### Directive
Pull out every line of the data from the one containing "Polygon shape xyxy=(114,165,236,227)" down to the one containing "Polygon shape xyxy=(264,444,276,470)", both included, and copy them word for word.

··· Provided information ···

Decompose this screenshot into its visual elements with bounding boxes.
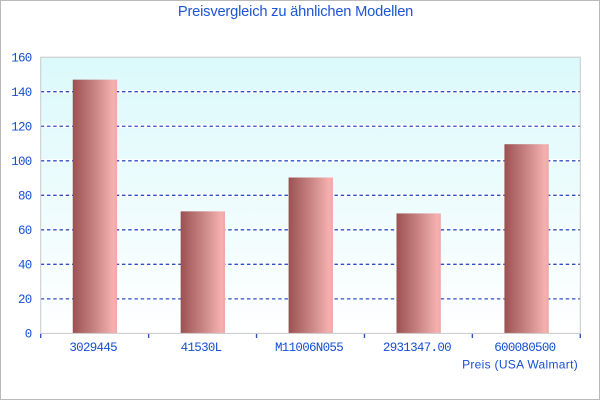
svg-text:2931347.00: 2931347.00 [383,341,451,355]
svg-text:Preisvergleich zu ähnlichen Mo: Preisvergleich zu ähnlichen Modellen [178,4,413,20]
svg-text:600080500: 600080500 [494,341,555,355]
svg-text:40: 40 [18,259,32,273]
svg-text:41530L: 41530L [181,341,222,355]
svg-text:140: 140 [11,86,32,100]
svg-text:160: 160 [11,52,32,66]
svg-text:100: 100 [11,155,32,169]
svg-text:80: 80 [18,190,32,204]
svg-text:M11006N055: M11006N055 [275,341,343,355]
svg-text:0: 0 [25,328,32,342]
svg-text:3029445: 3029445 [69,341,117,355]
svg-text:20: 20 [18,293,32,307]
svg-text:Preis (USA Walmart): Preis (USA Walmart) [462,358,578,372]
svg-text:120: 120 [11,121,32,135]
svg-text:60: 60 [18,224,32,238]
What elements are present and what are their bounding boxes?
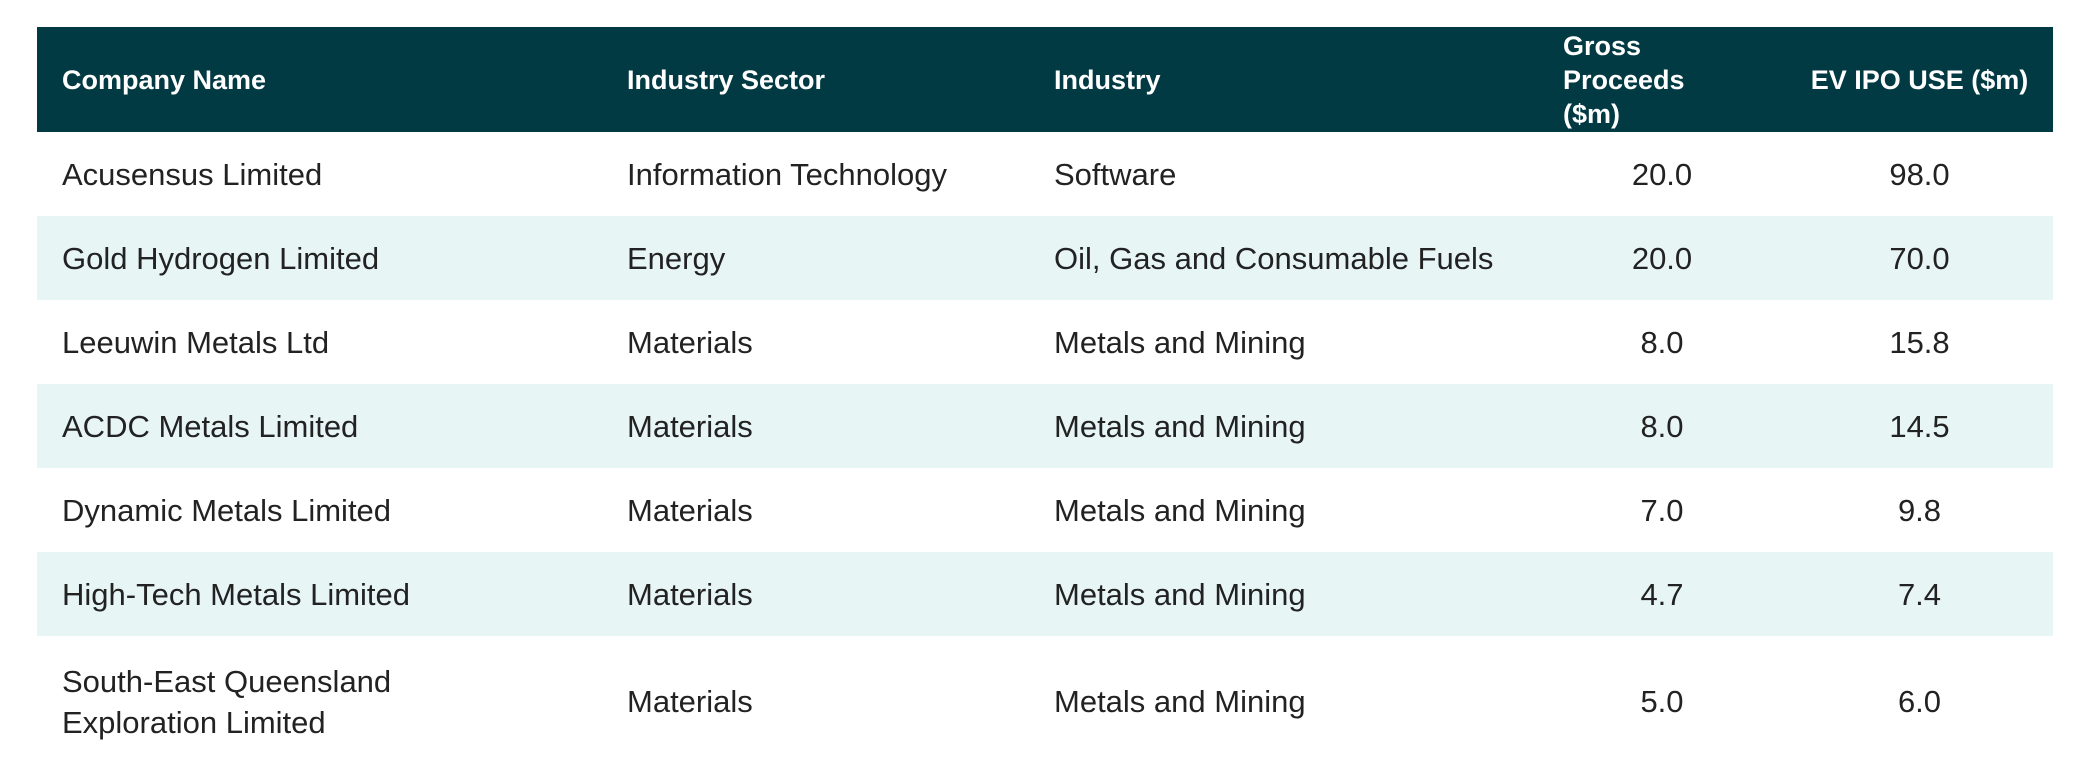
table-row: Leeuwin Metals Ltd Materials Metals and …: [37, 300, 2053, 384]
ipo-table-container: Company Name Industry Sector Industry Gr…: [37, 27, 2053, 767]
cell-company: Dynamic Metals Limited: [62, 492, 392, 528]
cell-industry: Oil, Gas and Consumable Fuels: [1054, 240, 1494, 276]
cell-gross-proceeds: 7.0: [1640, 492, 1684, 528]
header-row: Company Name Industry Sector Industry Gr…: [37, 27, 2053, 132]
header-company-name: Company Name: [62, 64, 267, 95]
cell-industry: Software: [1054, 156, 1177, 192]
cell-company: Acusensus Limited: [62, 156, 323, 192]
cell-sector: Information Technology: [627, 156, 947, 192]
table-row: South-East Queensland Exploration Limite…: [37, 636, 2053, 767]
cell-company: ACDC Metals Limited: [62, 408, 359, 444]
cell-industry: Metals and Mining: [1054, 324, 1306, 360]
header-industry: Industry: [1054, 64, 1161, 95]
cell-gross-proceeds: 20.0: [1631, 156, 1693, 192]
table-header: Company Name Industry Sector Industry Gr…: [37, 27, 2053, 132]
cell-ev-ipo-use: 7.4: [1897, 576, 1942, 612]
cell-gross-proceeds: 20.0: [1631, 240, 1693, 276]
table-row: Acusensus Limited Information Technology…: [37, 132, 2053, 216]
header-industry-sector: Industry Sector: [627, 64, 826, 95]
table-row: Gold Hydrogen Limited Energy Oil, Gas an…: [37, 216, 2053, 300]
cell-sector: Materials: [627, 408, 753, 444]
cell-gross-proceeds: 4.7: [1640, 576, 1684, 612]
cell-gross-proceeds: 8.0: [1640, 324, 1684, 360]
table-row: Dynamic Metals Limited Materials Metals …: [37, 468, 2053, 552]
cell-ev-ipo-use: 9.8: [1897, 492, 1942, 528]
cell-sector: Materials: [627, 576, 753, 612]
cell-gross-proceeds: 8.0: [1640, 408, 1684, 444]
cell-ev-ipo-use: 70.0: [1889, 240, 1950, 276]
cell-sector: Energy: [627, 240, 726, 276]
cell-company: Leeuwin Metals Ltd: [62, 324, 330, 360]
cell-ev-ipo-use: 14.5: [1889, 408, 1950, 444]
cell-gross-proceeds: 5.0: [1640, 684, 1684, 719]
cell-ev-ipo-use: 98.0: [1889, 156, 1950, 192]
cell-sector: Materials: [627, 492, 753, 528]
header-gross-proceeds: Gross Proceeds ($m): [1563, 30, 1685, 129]
cell-company: High-Tech Metals Limited: [62, 576, 411, 612]
cell-sector: Materials: [627, 324, 753, 360]
cell-industry: Metals and Mining: [1054, 576, 1306, 612]
cell-company: South-East Queensland Exploration Limite…: [62, 663, 392, 740]
table-row: High-Tech Metals Limited Materials Metal…: [37, 552, 2053, 636]
table-row: ACDC Metals Limited Materials Metals and…: [37, 384, 2053, 468]
table-body: Acusensus Limited Information Technology…: [37, 132, 2053, 767]
header-ev-ipo-use: EV IPO USE ($m): [1810, 64, 2029, 95]
cell-ev-ipo-use: 15.8: [1889, 324, 1950, 360]
cell-industry: Metals and Mining: [1054, 492, 1306, 528]
cell-industry: Metals and Mining: [1054, 408, 1306, 444]
cell-sector: Materials: [627, 684, 753, 719]
cell-industry: Metals and Mining: [1054, 684, 1306, 719]
cell-company: Gold Hydrogen Limited: [62, 240, 380, 276]
cell-ev-ipo-use: 6.0: [1897, 684, 1942, 719]
ipo-table: Company Name Industry Sector Industry Gr…: [37, 27, 2053, 767]
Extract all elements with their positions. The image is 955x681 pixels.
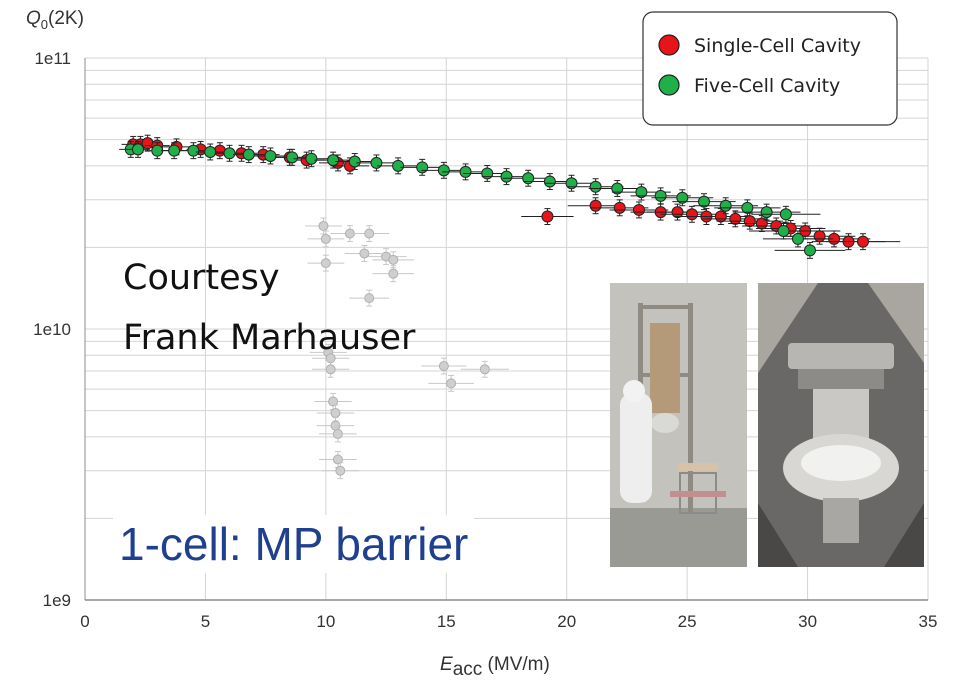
data-point (332, 454, 343, 465)
data-point (325, 364, 336, 375)
data-point (698, 195, 711, 208)
data-point (654, 189, 667, 202)
courtesy-annotation: Courtesy Frank Marhauser (123, 248, 415, 368)
data-point (437, 164, 450, 177)
data-point (305, 152, 318, 165)
axes: 0 5 10 15 20 25 30 35 1e9 1e10 1e11 Q0(2K) Eacc (MV/… (26, 8, 937, 680)
cleanroom-assembly-photo (610, 283, 747, 567)
x-tick-label: 0 (80, 612, 89, 631)
data-point (388, 254, 399, 265)
courtesy-line-1: Courtesy (123, 258, 280, 298)
data-point (348, 155, 361, 168)
data-point (318, 220, 329, 231)
y-tick-label: 1e9 (43, 591, 71, 610)
data-point (388, 268, 399, 279)
data-point (335, 465, 346, 476)
data-point (741, 201, 754, 214)
data-point (416, 161, 429, 174)
data-point (204, 145, 217, 158)
data-point (719, 199, 732, 212)
data-point (168, 144, 181, 157)
data-point (632, 203, 645, 216)
data-point (589, 180, 602, 193)
data-point (446, 378, 457, 389)
legend: Single-Cell Cavity Five-Cell Cavity (642, 11, 898, 126)
x-tick-label: 30 (798, 612, 817, 631)
data-point (543, 175, 556, 188)
data-point (500, 170, 513, 183)
data-point (370, 156, 383, 169)
x-tick-label: 25 (678, 612, 697, 631)
data-point (760, 206, 773, 219)
y-tick-label: 1e10 (33, 320, 71, 339)
data-point (522, 172, 535, 185)
data-point (676, 191, 689, 204)
data-point (714, 210, 727, 223)
data-point (856, 235, 869, 248)
data-point (327, 154, 340, 167)
data-point (286, 151, 299, 164)
data-point (459, 165, 472, 178)
data-point (671, 206, 684, 219)
data-point (541, 210, 554, 223)
series-2 (305, 217, 509, 480)
x-tick-label: 35 (919, 612, 938, 631)
data-point (803, 244, 816, 257)
data-point (364, 293, 375, 304)
data-point (589, 199, 602, 212)
data-point (635, 186, 648, 199)
data-point (438, 361, 449, 372)
data-point (481, 167, 494, 180)
cavity-hardware-photo (758, 283, 924, 567)
data-point (779, 208, 792, 221)
data-points (119, 134, 901, 480)
legend-marker (658, 74, 680, 96)
data-point (320, 258, 331, 269)
legend-label: Five-Cell Cavity (694, 75, 840, 97)
data-point (791, 232, 804, 245)
y-tick-label: 1e11 (34, 49, 71, 68)
data-point (330, 407, 341, 418)
data-point (332, 428, 343, 439)
series-1 (119, 140, 846, 259)
data-point (777, 224, 790, 237)
data-point (611, 182, 624, 195)
x-tick-label: 5 (201, 612, 210, 631)
data-point (685, 208, 698, 221)
legend-label: Single-Cell Cavity (694, 35, 861, 57)
data-point (328, 396, 339, 407)
data-point (187, 144, 200, 157)
data-point (320, 233, 331, 244)
courtesy-line-2: Frank Marhauser (123, 318, 416, 358)
data-point (364, 228, 375, 239)
data-point (131, 143, 144, 156)
data-point (613, 201, 626, 214)
mp-barrier-label: 1-cell: MP barrier (113, 515, 475, 573)
data-point (743, 215, 756, 228)
data-point (565, 177, 578, 190)
data-point (264, 149, 277, 162)
x-tick-label: 10 (316, 612, 335, 631)
data-point (242, 148, 255, 161)
x-tick-label: 20 (557, 612, 576, 631)
x-axis-title: Eacc (MV/m) (440, 654, 550, 680)
data-point (729, 212, 742, 225)
data-point (359, 248, 370, 259)
data-point (392, 159, 405, 172)
legend-box (642, 11, 898, 126)
x-tick-label: 15 (437, 612, 456, 631)
data-point (223, 147, 236, 160)
data-point (813, 230, 826, 243)
legend-marker (658, 34, 680, 56)
y-axis-title: Q0(2K) (26, 8, 84, 32)
data-point (479, 364, 490, 375)
gridlines (84, 57, 929, 601)
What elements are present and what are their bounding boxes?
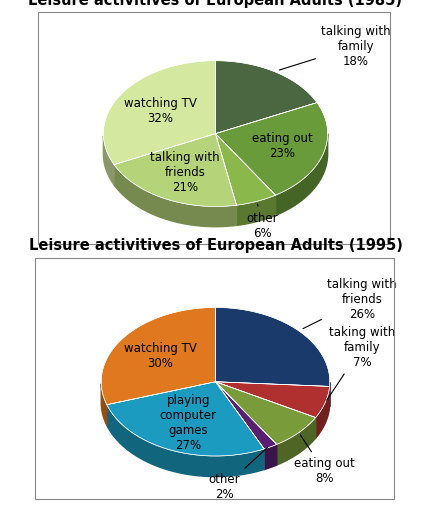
Polygon shape xyxy=(114,165,236,227)
Polygon shape xyxy=(315,387,329,438)
Title: Leisure activitives of European Adults (1995): Leisure activitives of European Adults (… xyxy=(28,239,402,253)
Text: eating out
23%: eating out 23% xyxy=(251,132,312,160)
Polygon shape xyxy=(101,307,215,404)
Polygon shape xyxy=(103,61,215,165)
Polygon shape xyxy=(215,134,275,205)
Text: talking with
friends
21%: talking with friends 21% xyxy=(150,151,219,194)
Polygon shape xyxy=(215,382,276,449)
Polygon shape xyxy=(101,383,107,425)
Text: other
2%: other 2% xyxy=(209,447,267,501)
Polygon shape xyxy=(107,382,264,456)
Text: watching TV
30%: watching TV 30% xyxy=(123,342,196,370)
Text: watching TV
32%: watching TV 32% xyxy=(124,97,197,125)
Title: Leisure activitives of European Adults (1985): Leisure activitives of European Adults (… xyxy=(28,0,402,8)
Polygon shape xyxy=(114,134,236,206)
Polygon shape xyxy=(264,444,276,470)
Polygon shape xyxy=(275,134,327,216)
Text: talking with
family
18%: talking with family 18% xyxy=(279,25,390,70)
Text: other
6%: other 6% xyxy=(246,204,278,240)
Polygon shape xyxy=(103,136,114,185)
Polygon shape xyxy=(215,307,329,387)
Text: talking with
friends
26%: talking with friends 26% xyxy=(302,278,396,329)
Polygon shape xyxy=(276,417,315,465)
Text: playing
computer
games
27%: playing computer games 27% xyxy=(160,394,216,452)
Polygon shape xyxy=(107,404,264,477)
Text: eating out
8%: eating out 8% xyxy=(293,435,353,485)
Polygon shape xyxy=(236,195,275,225)
Polygon shape xyxy=(215,102,327,195)
Polygon shape xyxy=(215,382,329,417)
Polygon shape xyxy=(215,382,315,444)
Polygon shape xyxy=(215,61,316,134)
Text: taking with
family
7%: taking with family 7% xyxy=(326,326,394,400)
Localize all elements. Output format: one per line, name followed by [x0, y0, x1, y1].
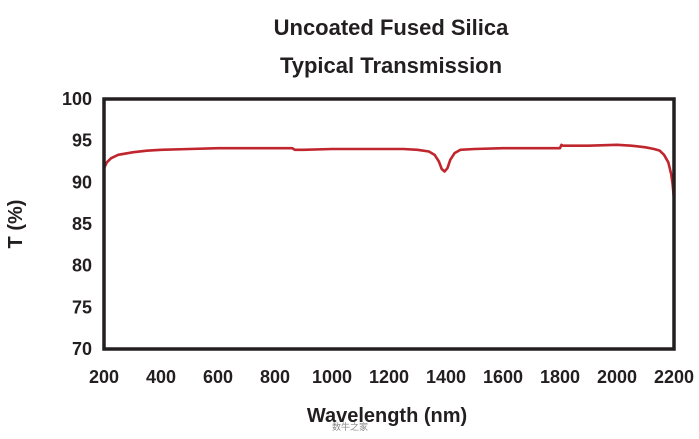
x-tick-label: 1000 [312, 367, 352, 387]
transmission-series-line [102, 143, 676, 201]
y-tick-label: 70 [72, 339, 92, 359]
watermark: 数牛之家 [332, 421, 368, 433]
x-tick-label: 2200 [654, 367, 694, 387]
plot-area-frame [102, 97, 676, 351]
y-tick-label: 75 [72, 297, 92, 317]
x-tick-labels: 200 400 600 800 1000 1200 1400 1600 1800 2000 2200 [89, 367, 694, 387]
x-tick-label: 600 [203, 367, 233, 387]
x-axis-label: Wavelength (nm) [307, 405, 467, 427]
chart-subtitle: Typical Transmission [280, 53, 502, 78]
x-tick-label: 1400 [426, 367, 466, 387]
chart-title: Uncoated Fused Silica [274, 15, 509, 40]
y-axis-label: T (%) [5, 200, 27, 249]
x-tick-label: 1200 [369, 367, 409, 387]
x-tick-label: 2000 [597, 367, 637, 387]
x-tick-label: 800 [260, 367, 290, 387]
y-tick-label: 100 [62, 89, 92, 109]
x-tick-label: 1600 [483, 367, 523, 387]
x-tick-label: 200 [89, 367, 119, 387]
x-tick-label: 1800 [540, 367, 580, 387]
x-tick-label: 400 [146, 367, 176, 387]
y-tick-label: 85 [72, 214, 92, 234]
y-tick-label: 80 [72, 256, 92, 276]
y-tick-label: 90 [72, 172, 92, 192]
y-tick-label: 95 [72, 131, 92, 151]
y-tick-labels: 70 75 80 85 90 95 100 [62, 89, 92, 359]
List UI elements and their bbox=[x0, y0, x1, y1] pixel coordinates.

···

### Output for this exercise
Polygon shape xyxy=(114,165,236,227)
Polygon shape xyxy=(315,387,329,438)
Title: Leisure activitives of European Adults (1995): Leisure activitives of European Adults (… xyxy=(28,239,402,253)
Text: eating out
23%: eating out 23% xyxy=(251,132,312,160)
Polygon shape xyxy=(101,307,215,404)
Polygon shape xyxy=(103,61,215,165)
Polygon shape xyxy=(215,134,275,205)
Text: talking with
friends
21%: talking with friends 21% xyxy=(150,151,219,194)
Polygon shape xyxy=(215,382,276,449)
Polygon shape xyxy=(101,383,107,425)
Text: other
2%: other 2% xyxy=(209,447,267,501)
Polygon shape xyxy=(107,382,264,456)
Text: watching TV
30%: watching TV 30% xyxy=(123,342,196,370)
Text: watching TV
32%: watching TV 32% xyxy=(124,97,197,125)
Title: Leisure activitives of European Adults (1985): Leisure activitives of European Adults (… xyxy=(28,0,402,8)
Polygon shape xyxy=(114,134,236,206)
Polygon shape xyxy=(264,444,276,470)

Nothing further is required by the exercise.